What you should do:
Do any lines in the data below contain "after"? If so, copy every one of them.

Extracted information:
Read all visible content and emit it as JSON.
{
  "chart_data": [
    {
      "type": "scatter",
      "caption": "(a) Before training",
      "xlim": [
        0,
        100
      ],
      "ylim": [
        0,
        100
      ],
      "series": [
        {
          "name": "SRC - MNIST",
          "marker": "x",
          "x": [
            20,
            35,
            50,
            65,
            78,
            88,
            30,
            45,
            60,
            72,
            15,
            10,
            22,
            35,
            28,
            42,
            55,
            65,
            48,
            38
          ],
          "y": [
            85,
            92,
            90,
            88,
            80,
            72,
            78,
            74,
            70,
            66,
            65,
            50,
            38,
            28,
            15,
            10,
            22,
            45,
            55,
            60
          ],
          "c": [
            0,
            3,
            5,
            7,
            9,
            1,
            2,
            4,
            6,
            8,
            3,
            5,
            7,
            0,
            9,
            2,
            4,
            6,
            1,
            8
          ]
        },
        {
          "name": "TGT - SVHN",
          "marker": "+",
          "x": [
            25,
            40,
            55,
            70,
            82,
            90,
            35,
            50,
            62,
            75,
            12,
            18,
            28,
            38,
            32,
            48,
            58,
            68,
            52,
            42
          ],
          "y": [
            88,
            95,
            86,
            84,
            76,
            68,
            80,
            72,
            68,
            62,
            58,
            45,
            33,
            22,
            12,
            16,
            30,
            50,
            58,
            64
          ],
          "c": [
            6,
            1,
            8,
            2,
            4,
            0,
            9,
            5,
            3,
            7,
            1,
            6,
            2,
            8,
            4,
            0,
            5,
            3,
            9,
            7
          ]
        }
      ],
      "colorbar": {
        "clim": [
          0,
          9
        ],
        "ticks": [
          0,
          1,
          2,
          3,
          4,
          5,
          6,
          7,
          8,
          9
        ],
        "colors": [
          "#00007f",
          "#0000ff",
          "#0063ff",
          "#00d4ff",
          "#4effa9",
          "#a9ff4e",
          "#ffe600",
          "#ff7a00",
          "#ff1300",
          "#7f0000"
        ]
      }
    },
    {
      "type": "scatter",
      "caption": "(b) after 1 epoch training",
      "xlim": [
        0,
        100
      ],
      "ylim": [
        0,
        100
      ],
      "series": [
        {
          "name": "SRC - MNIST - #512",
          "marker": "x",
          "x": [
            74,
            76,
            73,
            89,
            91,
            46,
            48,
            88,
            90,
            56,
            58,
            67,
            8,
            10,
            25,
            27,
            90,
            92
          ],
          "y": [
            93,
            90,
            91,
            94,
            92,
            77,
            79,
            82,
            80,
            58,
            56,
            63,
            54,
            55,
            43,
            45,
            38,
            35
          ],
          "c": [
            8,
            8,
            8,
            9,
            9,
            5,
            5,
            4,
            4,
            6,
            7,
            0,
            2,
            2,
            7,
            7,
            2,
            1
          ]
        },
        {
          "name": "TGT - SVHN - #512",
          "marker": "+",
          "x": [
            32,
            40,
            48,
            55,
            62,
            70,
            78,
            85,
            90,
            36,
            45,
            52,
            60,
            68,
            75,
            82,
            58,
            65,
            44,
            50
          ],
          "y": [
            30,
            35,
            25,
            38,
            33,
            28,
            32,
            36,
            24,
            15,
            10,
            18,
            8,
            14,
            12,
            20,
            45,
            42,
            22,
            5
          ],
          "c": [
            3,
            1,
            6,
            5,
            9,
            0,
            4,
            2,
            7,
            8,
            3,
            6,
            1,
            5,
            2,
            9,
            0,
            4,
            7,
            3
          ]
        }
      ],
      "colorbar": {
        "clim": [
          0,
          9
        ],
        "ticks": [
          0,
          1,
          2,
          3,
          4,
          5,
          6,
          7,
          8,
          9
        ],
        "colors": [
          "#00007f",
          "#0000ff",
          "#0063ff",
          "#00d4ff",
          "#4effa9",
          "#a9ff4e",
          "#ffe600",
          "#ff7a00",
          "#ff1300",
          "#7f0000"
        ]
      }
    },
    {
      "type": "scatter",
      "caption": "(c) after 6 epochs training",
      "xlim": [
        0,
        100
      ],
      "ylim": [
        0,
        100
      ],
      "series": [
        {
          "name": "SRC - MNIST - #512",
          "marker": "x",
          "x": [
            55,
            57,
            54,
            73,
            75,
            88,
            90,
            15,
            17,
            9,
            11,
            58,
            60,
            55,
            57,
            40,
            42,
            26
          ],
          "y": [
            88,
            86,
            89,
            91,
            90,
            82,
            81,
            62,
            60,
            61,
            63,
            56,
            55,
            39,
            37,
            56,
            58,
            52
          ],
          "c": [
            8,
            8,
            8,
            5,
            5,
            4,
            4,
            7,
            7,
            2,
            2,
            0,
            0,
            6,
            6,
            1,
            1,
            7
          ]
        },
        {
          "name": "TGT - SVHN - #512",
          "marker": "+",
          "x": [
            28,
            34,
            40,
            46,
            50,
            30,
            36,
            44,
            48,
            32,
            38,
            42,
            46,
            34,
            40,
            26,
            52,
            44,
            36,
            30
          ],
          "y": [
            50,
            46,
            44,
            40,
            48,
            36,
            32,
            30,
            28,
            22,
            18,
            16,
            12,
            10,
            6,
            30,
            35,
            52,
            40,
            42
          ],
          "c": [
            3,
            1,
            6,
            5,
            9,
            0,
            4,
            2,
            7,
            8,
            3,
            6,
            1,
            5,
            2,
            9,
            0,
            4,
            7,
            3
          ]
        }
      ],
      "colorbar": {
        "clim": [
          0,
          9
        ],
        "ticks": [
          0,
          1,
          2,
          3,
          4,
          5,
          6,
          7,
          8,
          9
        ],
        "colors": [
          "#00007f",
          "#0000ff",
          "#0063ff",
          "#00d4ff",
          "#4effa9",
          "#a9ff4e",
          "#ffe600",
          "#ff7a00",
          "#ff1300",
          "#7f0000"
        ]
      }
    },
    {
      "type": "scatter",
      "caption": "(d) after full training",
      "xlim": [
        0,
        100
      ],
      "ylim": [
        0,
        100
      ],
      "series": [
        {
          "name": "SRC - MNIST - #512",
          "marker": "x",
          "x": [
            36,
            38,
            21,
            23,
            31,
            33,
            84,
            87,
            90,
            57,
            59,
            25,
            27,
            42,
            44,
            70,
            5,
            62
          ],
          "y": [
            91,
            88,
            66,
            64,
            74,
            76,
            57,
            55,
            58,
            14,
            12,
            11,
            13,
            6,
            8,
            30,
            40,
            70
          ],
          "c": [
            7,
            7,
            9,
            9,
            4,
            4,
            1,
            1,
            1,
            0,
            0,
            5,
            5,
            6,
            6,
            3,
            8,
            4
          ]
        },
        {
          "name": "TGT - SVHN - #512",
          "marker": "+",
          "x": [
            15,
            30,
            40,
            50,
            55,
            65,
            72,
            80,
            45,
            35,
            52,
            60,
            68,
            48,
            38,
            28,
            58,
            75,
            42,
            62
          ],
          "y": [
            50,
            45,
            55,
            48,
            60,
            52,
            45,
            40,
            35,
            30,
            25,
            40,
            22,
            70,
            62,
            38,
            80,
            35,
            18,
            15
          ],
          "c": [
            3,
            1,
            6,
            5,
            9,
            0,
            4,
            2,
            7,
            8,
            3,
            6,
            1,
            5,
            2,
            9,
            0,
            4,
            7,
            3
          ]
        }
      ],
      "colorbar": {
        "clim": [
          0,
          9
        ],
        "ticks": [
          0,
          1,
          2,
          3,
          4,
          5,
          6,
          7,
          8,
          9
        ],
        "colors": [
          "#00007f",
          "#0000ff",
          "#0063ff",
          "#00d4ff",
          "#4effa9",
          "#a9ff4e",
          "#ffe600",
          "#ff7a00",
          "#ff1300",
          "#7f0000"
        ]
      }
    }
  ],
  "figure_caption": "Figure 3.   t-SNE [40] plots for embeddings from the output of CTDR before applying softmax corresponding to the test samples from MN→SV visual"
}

Exercise answer:
      "caption": "(b) after 1 epoch training",
      "caption": "(c) after 6 epochs training",
      "caption": "(d) after full training",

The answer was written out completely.